Skip the images and return the records below exactly.

=== DATA FOR THIS EXERCISE ===

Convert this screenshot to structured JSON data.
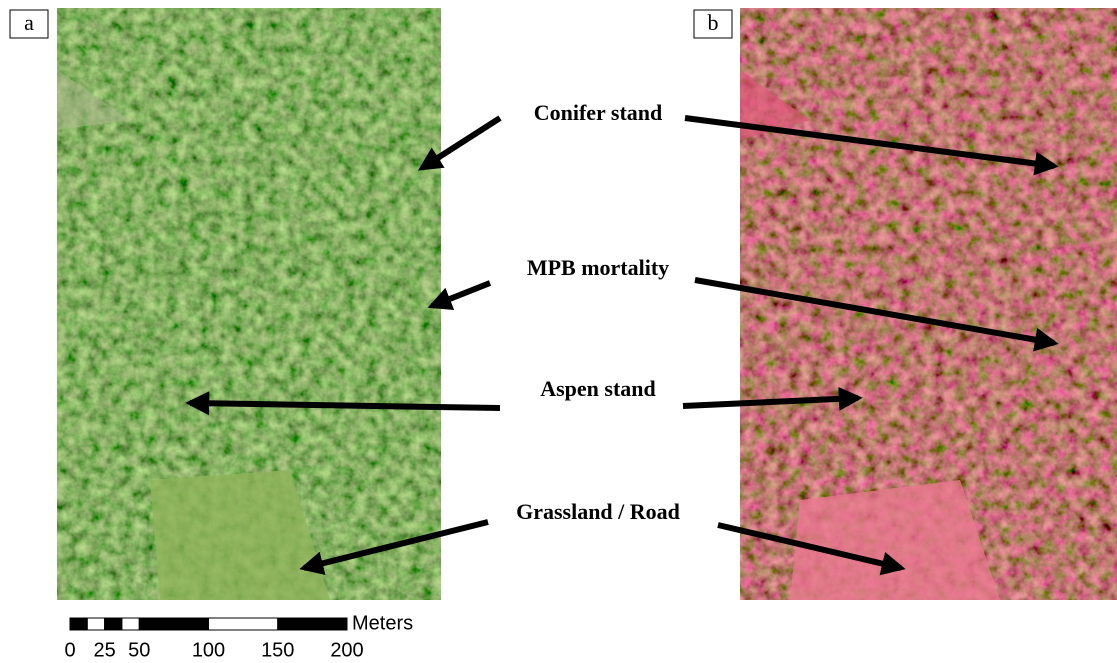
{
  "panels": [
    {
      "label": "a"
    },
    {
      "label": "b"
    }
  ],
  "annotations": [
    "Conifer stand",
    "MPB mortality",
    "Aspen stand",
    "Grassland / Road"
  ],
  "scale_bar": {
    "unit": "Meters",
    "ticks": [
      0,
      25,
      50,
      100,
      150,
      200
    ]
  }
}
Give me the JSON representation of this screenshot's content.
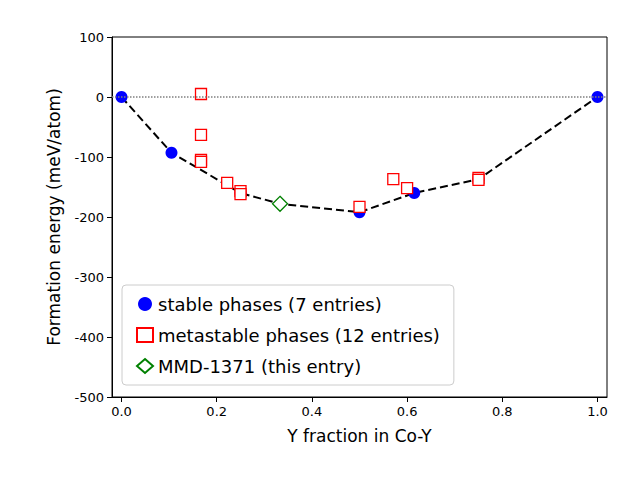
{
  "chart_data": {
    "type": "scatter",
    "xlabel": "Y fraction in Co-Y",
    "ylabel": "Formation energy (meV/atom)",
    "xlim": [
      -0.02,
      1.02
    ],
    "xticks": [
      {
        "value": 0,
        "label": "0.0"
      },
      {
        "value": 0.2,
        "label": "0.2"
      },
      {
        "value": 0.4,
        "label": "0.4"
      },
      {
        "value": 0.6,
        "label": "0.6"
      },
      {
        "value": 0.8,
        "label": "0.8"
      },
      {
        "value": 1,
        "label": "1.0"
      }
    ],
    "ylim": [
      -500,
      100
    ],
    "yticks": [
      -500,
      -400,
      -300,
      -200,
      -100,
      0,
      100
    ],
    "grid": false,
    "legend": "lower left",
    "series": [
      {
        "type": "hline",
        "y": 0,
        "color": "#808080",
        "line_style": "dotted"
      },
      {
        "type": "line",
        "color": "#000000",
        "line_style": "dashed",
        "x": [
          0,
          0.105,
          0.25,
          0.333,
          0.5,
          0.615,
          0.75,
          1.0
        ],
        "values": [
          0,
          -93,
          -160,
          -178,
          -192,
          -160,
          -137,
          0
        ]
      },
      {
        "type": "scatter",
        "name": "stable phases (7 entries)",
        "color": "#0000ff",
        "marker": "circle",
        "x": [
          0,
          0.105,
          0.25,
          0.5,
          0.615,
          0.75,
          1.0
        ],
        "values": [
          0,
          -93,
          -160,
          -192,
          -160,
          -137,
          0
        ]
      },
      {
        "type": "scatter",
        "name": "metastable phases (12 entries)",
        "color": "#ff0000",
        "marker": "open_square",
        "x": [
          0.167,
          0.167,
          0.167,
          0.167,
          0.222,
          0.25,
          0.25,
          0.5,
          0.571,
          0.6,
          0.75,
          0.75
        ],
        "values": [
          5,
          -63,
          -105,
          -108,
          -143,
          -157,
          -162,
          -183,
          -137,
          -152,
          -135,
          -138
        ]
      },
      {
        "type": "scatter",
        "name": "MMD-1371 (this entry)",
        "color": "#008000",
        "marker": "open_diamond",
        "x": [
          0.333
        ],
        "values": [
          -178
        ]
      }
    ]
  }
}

===

RESPONSE:
Convert this screenshot to structured JSON data.
{
  "panels": [
    {
      "label": "a"
    },
    {
      "label": "b"
    }
  ],
  "annotations": [
    "Conifer stand",
    "MPB mortality",
    "Aspen stand",
    "Grassland / Road"
  ],
  "scale_bar": {
    "unit": "Meters",
    "ticks": [
      0,
      25,
      50,
      100,
      150,
      200
    ]
  }
}
Give me the JSON representation of this screenshot's content.
{
  "chart_data": {
    "type": "scatter",
    "xlabel": "Y fraction in Co-Y",
    "ylabel": "Formation energy (meV/atom)",
    "xlim": [
      -0.02,
      1.02
    ],
    "xticks": [
      {
        "value": 0,
        "label": "0.0"
      },
      {
        "value": 0.2,
        "label": "0.2"
      },
      {
        "value": 0.4,
        "label": "0.4"
      },
      {
        "value": 0.6,
        "label": "0.6"
      },
      {
        "value": 0.8,
        "label": "0.8"
      },
      {
        "value": 1,
        "label": "1.0"
      }
    ],
    "ylim": [
      -500,
      100
    ],
    "yticks": [
      -500,
      -400,
      -300,
      -200,
      -100,
      0,
      100
    ],
    "grid": false,
    "legend": "lower left",
    "series": [
      {
        "type": "hline",
        "y": 0,
        "color": "#808080",
        "line_style": "dotted"
      },
      {
        "type": "line",
        "color": "#000000",
        "line_style": "dashed",
        "x": [
          0,
          0.105,
          0.25,
          0.333,
          0.5,
          0.615,
          0.75,
          1.0
        ],
        "values": [
          0,
          -93,
          -160,
          -178,
          -192,
          -160,
          -137,
          0
        ]
      },
      {
        "type": "scatter",
        "name": "stable phases (7 entries)",
        "color": "#0000ff",
        "marker": "circle",
        "x": [
          0,
          0.105,
          0.25,
          0.5,
          0.615,
          0.75,
          1.0
        ],
        "values": [
          0,
          -93,
          -160,
          -192,
          -160,
          -137,
          0
        ]
      },
      {
        "type": "scatter",
        "name": "metastable phases (12 entries)",
        "color": "#ff0000",
        "marker": "open_square",
        "x": [
          0.167,
          0.167,
          0.167,
          0.167,
          0.222,
          0.25,
          0.25,
          0.5,
          0.571,
          0.6,
          0.75,
          0.75
        ],
        "values": [
          5,
          -63,
          -105,
          -108,
          -143,
          -157,
          -162,
          -183,
          -137,
          -152,
          -135,
          -138
        ]
      },
      {
        "type": "scatter",
        "name": "MMD-1371 (this entry)",
        "color": "#008000",
        "marker": "open_diamond",
        "x": [
          0.333
        ],
        "values": [
          -178
        ]
      }
    ]
  }
}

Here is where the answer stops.